■ **Work instructions**
Each entry below is to be printed verbatim.
___ Stored data
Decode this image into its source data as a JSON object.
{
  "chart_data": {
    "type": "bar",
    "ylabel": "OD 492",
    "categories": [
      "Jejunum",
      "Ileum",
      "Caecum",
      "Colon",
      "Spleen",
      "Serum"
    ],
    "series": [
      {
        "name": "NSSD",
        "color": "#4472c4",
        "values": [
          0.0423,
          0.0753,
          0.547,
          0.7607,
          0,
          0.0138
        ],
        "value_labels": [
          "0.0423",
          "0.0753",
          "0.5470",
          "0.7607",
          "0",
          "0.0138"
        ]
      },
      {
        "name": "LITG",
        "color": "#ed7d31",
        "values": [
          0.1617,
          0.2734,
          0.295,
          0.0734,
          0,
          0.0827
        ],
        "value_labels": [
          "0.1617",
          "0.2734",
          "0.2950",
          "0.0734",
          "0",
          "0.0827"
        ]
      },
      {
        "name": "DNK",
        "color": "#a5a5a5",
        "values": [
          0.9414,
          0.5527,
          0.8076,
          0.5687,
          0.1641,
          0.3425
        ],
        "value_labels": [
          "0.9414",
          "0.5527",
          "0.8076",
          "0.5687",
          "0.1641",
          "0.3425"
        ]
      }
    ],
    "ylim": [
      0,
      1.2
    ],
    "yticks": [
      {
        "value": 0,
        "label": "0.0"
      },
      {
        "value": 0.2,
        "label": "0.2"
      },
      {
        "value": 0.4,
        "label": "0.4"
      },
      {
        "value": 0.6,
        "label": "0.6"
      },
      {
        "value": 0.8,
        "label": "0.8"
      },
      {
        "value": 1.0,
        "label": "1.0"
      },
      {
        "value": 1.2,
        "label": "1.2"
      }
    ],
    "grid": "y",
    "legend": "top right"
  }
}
______
■ **Task response**
Decode this image into its source data as a JSON object.
{
  "chart_data": {
    "type": "bar",
    "ylabel": "OD 492",
    "categories": [
      "Jejunum",
      "Ileum",
      "Caecum",
      "Colon",
      "Spleen",
      "Serum"
    ],
    "series": [
      {
        "name": "NSSD",
        "color": "#4472c4",
        "values": [
          0.0423,
          0.0753,
          0.547,
          0.7607,
          0,
          0.0138
        ],
        "value_labels": [
          "0.0423",
          "0.0753",
          "0.5470",
          "0.7607",
          "0",
          "0.0138"
        ]
      },
      {
        "name": "LITG",
        "color": "#ed7d31",
        "values": [
          0.1617,
          0.2734,
          0.295,
          0.0734,
          0,
          0.0827
        ],
        "value_labels": [
          "0.1617",
          "0.2734",
          "0.2950",
          "0.0734",
          "0",
          "0.0827"
        ]
      },
      {
        "name": "DNK",
        "color": "#a5a5a5",
        "values": [
          0.9414,
          0.5527,
          0.8076,
          0.5687,
          0.1641,
          0.3425
        ],
        "value_labels": [
          "0.9414",
          "0.5527",
          "0.8076",
          "0.5687",
          "0.1641",
          "0.3425"
        ]
      }
    ],
    "ylim": [
      0,
      1.2
    ],
    "yticks": [
      {
        "value": 0,
        "label": "0.0"
      },
      {
        "value": 0.2,
        "label": "0.2"
      },
      {
        "value": 0.4,
        "label": "0.4"
      },
      {
        "value": 0.6,
        "label": "0.6"
      },
      {
        "value": 0.8,
        "label": "0.8"
      },
      {
        "value": 1.0,
        "label": "1.0"
      },
      {
        "value": 1.2,
        "label": "1.2"
      }
    ],
    "grid": "y",
    "legend": "top right"
  }
}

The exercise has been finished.